■ Description of the task:
Look through the material below, count the lines containing the word "cinematografiche", and state only the count.

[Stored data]
┄┄┄┄┄┄┄┄┄┄
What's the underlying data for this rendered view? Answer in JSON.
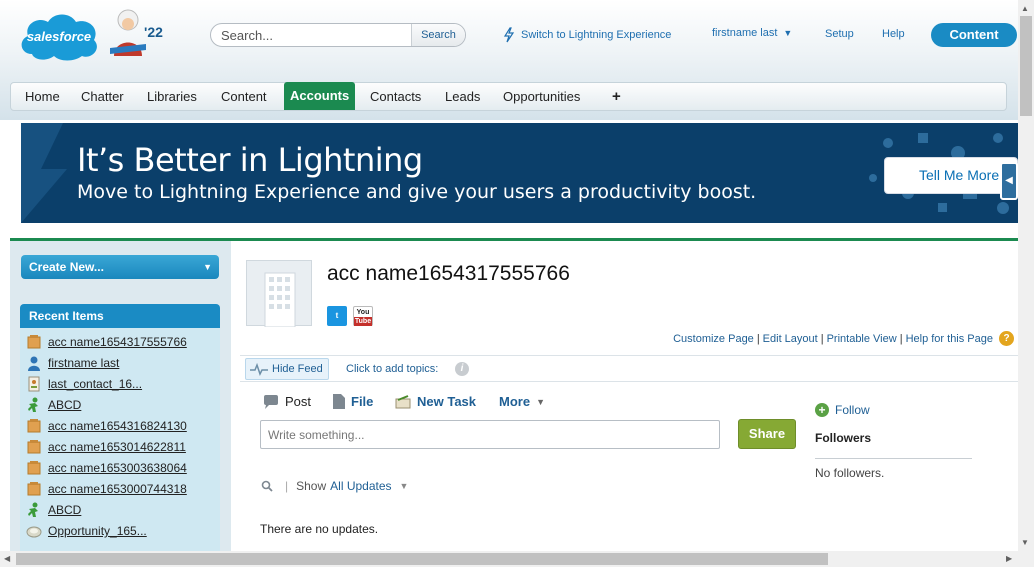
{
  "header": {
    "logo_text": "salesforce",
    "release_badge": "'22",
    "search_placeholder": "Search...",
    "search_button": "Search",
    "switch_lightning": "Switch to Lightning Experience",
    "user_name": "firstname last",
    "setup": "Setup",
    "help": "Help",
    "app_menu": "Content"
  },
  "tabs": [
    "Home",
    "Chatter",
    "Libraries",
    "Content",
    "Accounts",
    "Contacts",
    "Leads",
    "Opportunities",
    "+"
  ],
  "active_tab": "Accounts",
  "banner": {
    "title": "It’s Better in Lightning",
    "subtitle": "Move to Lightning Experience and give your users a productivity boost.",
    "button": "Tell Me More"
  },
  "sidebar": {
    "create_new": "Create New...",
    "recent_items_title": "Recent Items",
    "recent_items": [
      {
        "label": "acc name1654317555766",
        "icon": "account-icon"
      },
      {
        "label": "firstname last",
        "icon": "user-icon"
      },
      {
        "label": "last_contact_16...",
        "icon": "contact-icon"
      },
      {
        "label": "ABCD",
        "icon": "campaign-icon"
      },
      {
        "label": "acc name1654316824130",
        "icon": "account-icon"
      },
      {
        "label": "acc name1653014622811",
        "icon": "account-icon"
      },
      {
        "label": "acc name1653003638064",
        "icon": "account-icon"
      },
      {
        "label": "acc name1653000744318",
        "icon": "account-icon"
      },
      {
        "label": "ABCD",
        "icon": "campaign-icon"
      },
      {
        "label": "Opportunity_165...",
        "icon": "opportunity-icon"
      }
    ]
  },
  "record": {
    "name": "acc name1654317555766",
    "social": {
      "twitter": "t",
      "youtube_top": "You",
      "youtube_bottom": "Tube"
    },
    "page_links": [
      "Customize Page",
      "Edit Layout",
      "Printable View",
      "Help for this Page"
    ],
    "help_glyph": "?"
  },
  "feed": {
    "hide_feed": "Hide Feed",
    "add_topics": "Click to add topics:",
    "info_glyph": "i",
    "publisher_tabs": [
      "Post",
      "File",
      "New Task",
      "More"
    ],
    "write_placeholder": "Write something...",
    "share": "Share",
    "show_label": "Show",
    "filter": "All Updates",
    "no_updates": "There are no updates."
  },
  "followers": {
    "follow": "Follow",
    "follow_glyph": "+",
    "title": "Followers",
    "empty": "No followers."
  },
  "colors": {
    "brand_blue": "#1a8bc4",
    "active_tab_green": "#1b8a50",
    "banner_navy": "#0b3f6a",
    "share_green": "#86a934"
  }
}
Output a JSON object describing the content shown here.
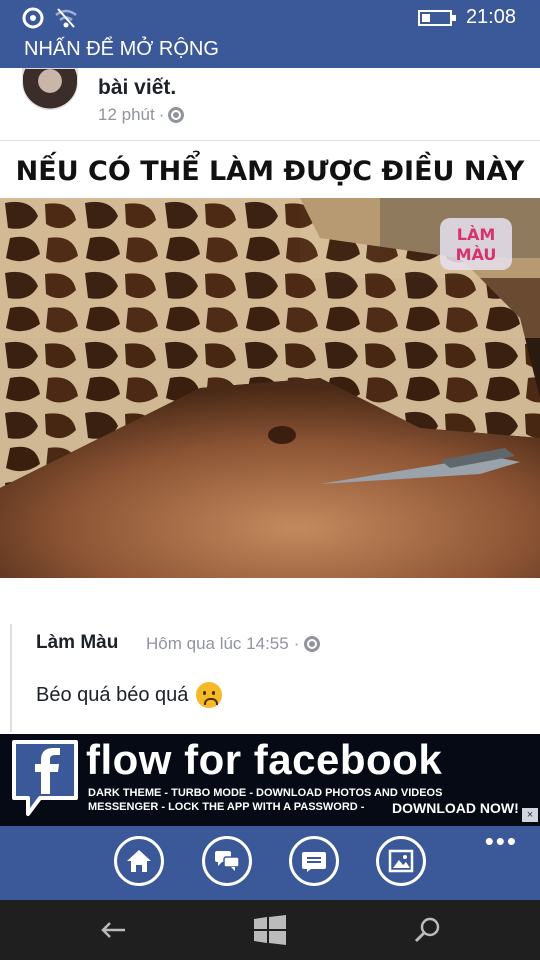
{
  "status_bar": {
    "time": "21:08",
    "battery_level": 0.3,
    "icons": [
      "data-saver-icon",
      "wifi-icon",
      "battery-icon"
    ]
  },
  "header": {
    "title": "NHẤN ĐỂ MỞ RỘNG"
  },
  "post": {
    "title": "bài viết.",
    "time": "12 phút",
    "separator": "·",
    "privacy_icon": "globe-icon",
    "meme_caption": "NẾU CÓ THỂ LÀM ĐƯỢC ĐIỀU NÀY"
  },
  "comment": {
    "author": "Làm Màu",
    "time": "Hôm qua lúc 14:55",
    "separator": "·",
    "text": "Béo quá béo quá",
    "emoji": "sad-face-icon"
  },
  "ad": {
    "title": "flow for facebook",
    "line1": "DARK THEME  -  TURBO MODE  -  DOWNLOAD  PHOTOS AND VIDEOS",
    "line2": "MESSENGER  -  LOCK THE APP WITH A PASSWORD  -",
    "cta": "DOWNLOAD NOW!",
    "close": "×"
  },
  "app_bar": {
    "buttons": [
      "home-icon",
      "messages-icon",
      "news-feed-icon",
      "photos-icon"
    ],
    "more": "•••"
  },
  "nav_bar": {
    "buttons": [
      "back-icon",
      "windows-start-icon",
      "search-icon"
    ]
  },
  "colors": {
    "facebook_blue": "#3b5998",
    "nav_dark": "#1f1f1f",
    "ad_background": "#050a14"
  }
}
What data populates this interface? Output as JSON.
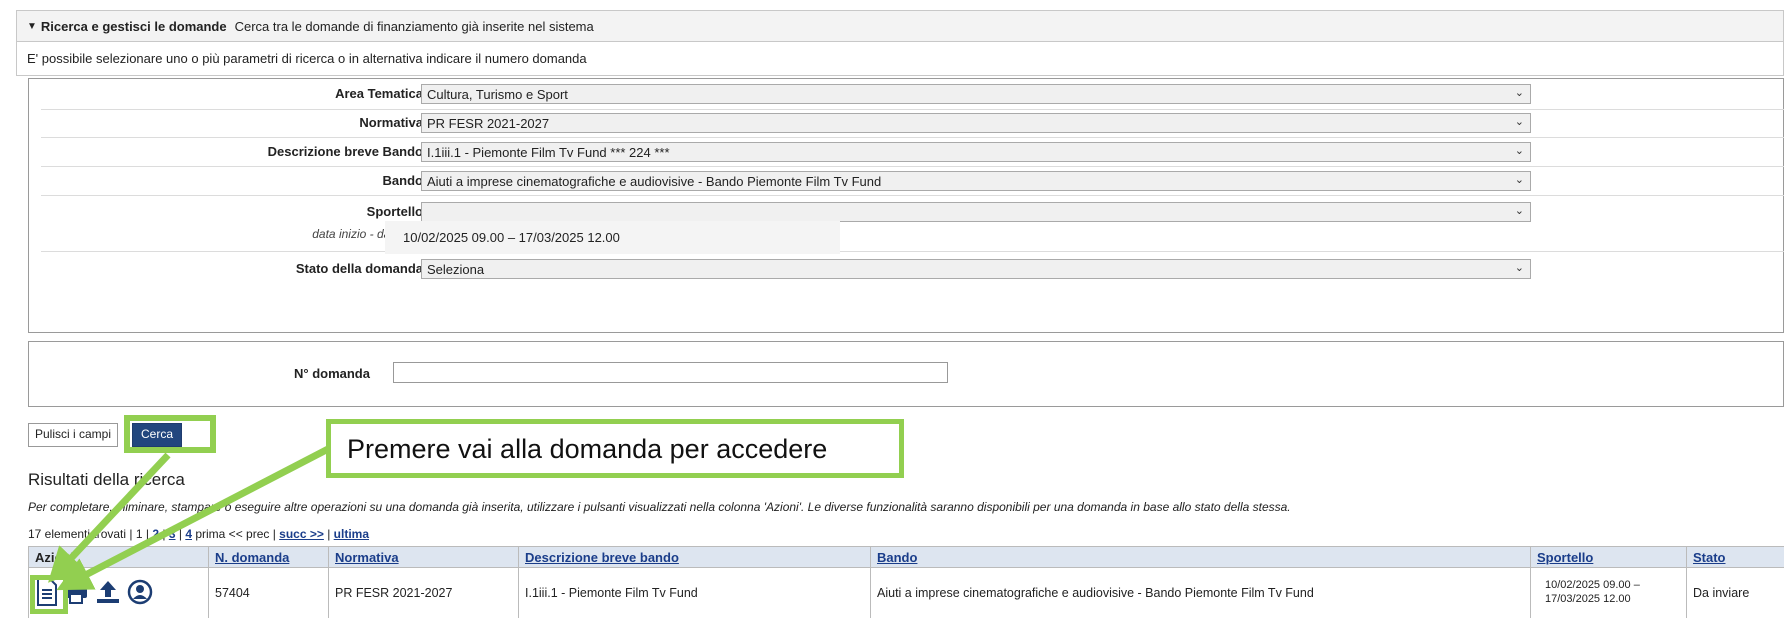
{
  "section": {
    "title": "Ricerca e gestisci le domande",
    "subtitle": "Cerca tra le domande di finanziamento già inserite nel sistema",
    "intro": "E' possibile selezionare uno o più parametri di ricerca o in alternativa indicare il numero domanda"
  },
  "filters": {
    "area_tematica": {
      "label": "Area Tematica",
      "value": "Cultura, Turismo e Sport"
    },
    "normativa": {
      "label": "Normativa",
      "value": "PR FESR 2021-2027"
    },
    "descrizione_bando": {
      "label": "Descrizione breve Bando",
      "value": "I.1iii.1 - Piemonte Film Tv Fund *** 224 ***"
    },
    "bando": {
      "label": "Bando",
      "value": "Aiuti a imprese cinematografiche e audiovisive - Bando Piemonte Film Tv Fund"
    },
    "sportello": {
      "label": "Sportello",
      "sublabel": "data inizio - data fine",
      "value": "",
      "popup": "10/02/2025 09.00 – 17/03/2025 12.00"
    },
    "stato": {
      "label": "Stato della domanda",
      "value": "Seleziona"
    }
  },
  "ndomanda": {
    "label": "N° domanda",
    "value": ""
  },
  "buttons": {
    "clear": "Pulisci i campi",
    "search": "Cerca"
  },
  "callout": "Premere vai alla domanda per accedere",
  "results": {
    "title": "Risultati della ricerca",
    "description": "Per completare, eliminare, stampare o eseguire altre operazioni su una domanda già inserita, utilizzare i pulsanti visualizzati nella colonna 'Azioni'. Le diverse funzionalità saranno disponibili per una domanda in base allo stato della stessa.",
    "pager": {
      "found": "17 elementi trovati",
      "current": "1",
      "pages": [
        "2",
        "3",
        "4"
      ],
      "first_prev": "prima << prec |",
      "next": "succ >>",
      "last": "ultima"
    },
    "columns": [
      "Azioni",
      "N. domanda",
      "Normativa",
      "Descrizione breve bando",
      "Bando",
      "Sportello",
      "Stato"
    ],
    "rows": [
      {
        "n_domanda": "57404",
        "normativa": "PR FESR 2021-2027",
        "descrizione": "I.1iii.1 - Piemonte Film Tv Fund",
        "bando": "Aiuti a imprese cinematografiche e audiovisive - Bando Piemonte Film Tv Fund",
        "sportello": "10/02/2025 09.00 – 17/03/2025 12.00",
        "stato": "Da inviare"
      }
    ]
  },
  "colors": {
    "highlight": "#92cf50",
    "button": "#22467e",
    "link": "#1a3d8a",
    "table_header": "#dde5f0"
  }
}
┄┄┄┄┄┄┄┄┄┄
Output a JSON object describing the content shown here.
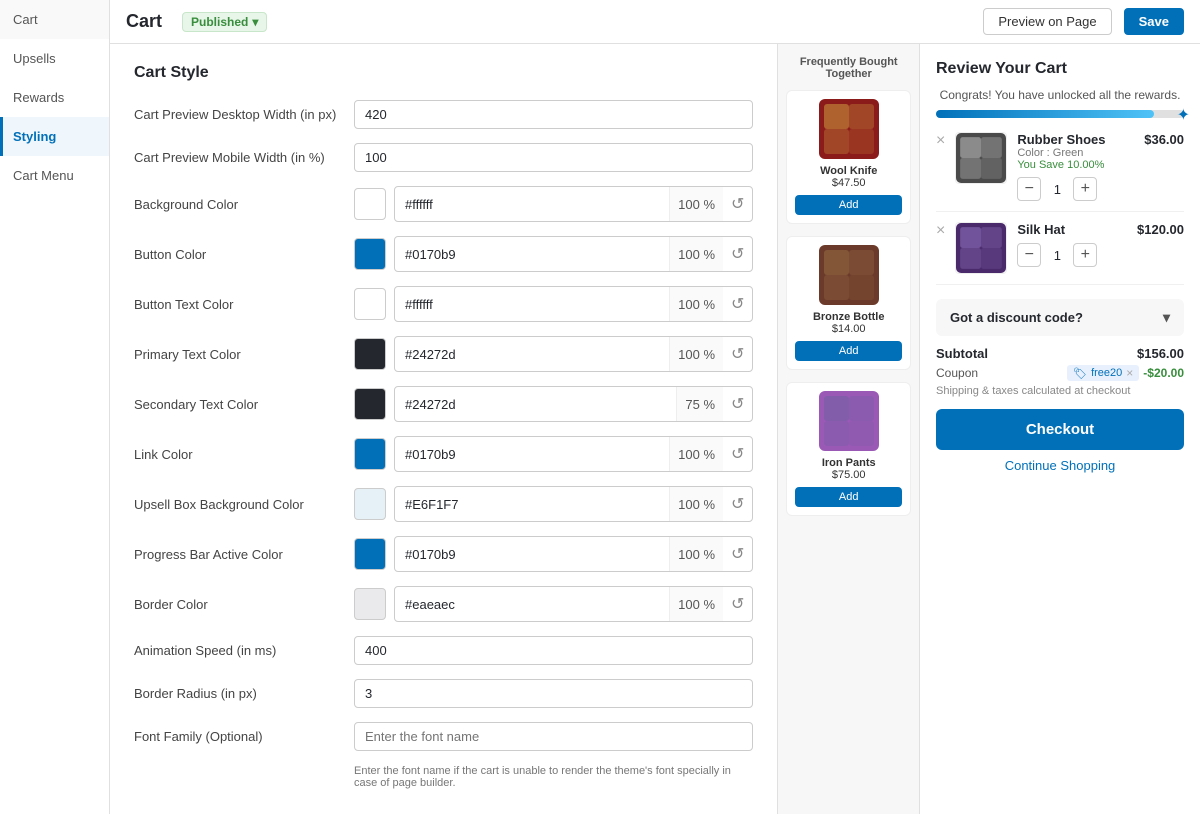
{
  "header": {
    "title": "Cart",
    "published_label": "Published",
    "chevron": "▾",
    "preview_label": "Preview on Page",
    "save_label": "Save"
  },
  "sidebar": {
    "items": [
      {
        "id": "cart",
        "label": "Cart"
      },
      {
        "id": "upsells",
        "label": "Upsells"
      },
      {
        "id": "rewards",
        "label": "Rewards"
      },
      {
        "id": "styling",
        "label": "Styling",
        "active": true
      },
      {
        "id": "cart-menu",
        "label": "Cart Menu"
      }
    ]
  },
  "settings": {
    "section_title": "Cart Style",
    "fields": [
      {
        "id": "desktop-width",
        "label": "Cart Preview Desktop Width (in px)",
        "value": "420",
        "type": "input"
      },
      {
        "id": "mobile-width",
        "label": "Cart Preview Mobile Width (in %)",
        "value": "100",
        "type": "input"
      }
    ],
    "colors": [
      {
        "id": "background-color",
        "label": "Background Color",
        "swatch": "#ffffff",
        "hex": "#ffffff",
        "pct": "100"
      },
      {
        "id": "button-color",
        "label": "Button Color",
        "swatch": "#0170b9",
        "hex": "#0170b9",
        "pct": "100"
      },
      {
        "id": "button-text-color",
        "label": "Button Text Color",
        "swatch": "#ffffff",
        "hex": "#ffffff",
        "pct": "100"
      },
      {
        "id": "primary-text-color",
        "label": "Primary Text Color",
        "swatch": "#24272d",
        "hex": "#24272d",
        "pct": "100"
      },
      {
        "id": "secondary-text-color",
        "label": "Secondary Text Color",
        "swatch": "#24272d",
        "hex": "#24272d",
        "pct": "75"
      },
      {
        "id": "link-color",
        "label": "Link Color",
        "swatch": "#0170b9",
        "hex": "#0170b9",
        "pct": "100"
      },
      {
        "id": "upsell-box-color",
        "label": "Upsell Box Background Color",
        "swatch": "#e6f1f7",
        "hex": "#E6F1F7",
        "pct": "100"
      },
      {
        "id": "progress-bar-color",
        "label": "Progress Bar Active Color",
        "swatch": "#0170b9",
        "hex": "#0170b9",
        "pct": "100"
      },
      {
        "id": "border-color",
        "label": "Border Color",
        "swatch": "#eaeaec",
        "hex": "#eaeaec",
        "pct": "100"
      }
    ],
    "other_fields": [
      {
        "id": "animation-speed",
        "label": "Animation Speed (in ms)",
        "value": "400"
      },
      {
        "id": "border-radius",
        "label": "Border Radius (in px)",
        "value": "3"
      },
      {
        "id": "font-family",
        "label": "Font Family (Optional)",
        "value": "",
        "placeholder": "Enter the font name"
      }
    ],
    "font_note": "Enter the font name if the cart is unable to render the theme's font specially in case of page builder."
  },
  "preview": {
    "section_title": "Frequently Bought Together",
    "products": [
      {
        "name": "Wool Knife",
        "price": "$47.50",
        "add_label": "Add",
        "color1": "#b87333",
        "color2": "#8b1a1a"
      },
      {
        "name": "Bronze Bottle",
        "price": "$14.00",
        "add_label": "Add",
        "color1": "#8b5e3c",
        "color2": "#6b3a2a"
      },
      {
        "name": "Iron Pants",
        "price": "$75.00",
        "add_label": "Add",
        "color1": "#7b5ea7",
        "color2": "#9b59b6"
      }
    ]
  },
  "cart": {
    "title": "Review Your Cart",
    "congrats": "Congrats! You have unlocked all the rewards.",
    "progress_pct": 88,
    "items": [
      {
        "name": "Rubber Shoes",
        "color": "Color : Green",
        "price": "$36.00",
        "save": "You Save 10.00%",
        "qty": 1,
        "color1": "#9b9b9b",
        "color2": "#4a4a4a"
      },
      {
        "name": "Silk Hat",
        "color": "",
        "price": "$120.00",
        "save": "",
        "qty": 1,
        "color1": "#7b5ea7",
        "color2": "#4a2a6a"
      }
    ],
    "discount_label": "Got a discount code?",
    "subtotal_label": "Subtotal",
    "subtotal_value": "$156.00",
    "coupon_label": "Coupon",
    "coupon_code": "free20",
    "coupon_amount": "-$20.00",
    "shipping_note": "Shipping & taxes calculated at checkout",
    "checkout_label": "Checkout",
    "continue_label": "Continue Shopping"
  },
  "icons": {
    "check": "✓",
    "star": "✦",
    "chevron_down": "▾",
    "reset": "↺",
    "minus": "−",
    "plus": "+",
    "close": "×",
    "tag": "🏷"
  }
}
┄┄┄┄┄┄┄┄┄┄
■ Response:
2